▶ **Brief 1**: Translate into Spanish this sentence from the text on the 2022 European Speed Skating Championships: "The race was started at 17:09."
▶ **Brief 2**: Turn the paragraph beginning "The men's mass start competition" in the text on the 2022 European Speed Skating Championships into a short list that keeps its facts.

- Venue: Thialf
- Location: Heerenveen, Netherlands
- Dates: 9 January
- Competitors: 24 from 16 nations
- Winning points: 61

Medalists
| gold medal | Bart Swings | Belgium |
| silver medal | Livio Wenger | Switzerland |
| bronze medal | Ruslan Zakharov | Russia |

= 2022 European Speed Skating Championships – Men's mass start =

The men's mass start competition at the 2022 European Speed Skating Championships was held on 9 January 2022.

==Results==
The race was started at 17:09.

▶ **Provided information**:

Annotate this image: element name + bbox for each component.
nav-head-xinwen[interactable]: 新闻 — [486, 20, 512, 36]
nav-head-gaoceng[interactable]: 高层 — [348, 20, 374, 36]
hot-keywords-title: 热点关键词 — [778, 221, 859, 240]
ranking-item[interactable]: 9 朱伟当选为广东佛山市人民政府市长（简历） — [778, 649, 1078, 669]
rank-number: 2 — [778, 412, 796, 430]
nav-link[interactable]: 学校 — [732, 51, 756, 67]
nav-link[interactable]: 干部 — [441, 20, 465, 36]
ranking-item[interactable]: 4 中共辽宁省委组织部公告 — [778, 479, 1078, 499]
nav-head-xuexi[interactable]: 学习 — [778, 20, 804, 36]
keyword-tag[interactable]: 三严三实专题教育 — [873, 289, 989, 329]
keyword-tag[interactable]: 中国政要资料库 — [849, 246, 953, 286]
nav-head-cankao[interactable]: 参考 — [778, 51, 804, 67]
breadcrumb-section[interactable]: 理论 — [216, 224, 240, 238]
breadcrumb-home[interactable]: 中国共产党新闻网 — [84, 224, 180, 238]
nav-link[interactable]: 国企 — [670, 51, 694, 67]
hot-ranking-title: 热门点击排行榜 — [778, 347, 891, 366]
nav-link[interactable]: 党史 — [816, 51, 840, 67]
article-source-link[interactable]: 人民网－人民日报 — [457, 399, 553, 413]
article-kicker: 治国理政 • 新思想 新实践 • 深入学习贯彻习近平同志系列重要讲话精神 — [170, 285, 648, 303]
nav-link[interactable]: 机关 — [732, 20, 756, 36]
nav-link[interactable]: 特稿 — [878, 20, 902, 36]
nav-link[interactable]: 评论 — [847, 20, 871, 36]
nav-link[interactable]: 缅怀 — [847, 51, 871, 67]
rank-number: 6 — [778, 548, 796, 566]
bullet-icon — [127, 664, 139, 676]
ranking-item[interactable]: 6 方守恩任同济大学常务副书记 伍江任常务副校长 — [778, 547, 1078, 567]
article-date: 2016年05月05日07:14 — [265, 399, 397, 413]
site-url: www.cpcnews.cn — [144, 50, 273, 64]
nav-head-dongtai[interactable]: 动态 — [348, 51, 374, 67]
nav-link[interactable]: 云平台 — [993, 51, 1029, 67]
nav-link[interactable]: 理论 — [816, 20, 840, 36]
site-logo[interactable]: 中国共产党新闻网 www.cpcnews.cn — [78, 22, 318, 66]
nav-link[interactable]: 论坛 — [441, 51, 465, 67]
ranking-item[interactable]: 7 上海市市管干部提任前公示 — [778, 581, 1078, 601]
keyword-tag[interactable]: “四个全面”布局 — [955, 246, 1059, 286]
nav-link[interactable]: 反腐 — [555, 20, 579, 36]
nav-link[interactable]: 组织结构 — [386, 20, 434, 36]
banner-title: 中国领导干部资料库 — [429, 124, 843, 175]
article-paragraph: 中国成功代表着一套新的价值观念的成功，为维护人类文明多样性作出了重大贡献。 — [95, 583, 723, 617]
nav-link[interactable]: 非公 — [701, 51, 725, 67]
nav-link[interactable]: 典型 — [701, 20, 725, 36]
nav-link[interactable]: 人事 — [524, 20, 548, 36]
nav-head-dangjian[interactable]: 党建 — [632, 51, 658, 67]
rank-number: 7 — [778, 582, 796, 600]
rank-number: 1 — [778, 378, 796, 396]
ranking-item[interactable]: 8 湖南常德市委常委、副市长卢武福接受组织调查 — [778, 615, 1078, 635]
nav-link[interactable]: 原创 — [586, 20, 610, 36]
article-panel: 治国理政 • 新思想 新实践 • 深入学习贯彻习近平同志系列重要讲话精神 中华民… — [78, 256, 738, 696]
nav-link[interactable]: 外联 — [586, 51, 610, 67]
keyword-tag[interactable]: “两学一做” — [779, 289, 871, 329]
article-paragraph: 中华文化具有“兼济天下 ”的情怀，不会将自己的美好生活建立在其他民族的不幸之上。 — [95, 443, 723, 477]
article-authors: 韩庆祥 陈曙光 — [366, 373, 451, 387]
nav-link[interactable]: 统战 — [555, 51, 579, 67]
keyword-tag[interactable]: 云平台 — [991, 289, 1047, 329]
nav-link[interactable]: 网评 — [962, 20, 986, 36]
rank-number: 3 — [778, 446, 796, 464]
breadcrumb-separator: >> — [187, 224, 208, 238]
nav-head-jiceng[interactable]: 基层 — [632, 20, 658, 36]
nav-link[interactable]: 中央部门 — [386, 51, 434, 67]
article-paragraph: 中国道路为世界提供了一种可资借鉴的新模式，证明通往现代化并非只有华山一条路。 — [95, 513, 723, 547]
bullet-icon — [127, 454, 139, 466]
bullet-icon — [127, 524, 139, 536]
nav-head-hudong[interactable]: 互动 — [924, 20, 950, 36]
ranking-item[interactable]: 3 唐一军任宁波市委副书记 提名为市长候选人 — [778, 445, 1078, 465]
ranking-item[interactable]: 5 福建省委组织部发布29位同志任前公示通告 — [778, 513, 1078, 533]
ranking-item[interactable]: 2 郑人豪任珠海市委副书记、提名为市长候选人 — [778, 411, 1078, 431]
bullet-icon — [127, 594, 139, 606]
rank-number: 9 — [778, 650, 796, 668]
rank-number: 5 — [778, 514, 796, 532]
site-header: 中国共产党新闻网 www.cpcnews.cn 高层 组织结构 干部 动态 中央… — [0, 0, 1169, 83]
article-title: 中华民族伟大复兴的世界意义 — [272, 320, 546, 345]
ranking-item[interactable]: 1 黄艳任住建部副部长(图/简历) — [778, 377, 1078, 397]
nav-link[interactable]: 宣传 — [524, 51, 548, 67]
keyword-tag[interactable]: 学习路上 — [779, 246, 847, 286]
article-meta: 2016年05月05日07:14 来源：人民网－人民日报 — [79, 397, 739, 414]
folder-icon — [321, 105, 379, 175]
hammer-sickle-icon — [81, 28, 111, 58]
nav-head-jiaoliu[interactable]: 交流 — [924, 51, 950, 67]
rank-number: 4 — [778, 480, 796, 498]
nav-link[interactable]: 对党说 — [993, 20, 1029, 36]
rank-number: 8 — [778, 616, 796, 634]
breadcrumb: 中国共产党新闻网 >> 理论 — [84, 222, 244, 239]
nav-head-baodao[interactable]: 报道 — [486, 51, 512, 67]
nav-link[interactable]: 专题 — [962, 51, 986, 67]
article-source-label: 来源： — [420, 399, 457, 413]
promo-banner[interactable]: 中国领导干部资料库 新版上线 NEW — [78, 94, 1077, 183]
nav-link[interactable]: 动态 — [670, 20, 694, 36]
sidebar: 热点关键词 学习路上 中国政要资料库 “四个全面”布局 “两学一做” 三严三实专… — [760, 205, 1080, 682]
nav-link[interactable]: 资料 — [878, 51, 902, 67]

▶ **Task answer 1**: La carrera comenzó a las 17:09.

▶ **Task answer 2**:
- Event: men's mass start
- Championships: 2022 European Speed Skating Championships
- Date: 9 January 2022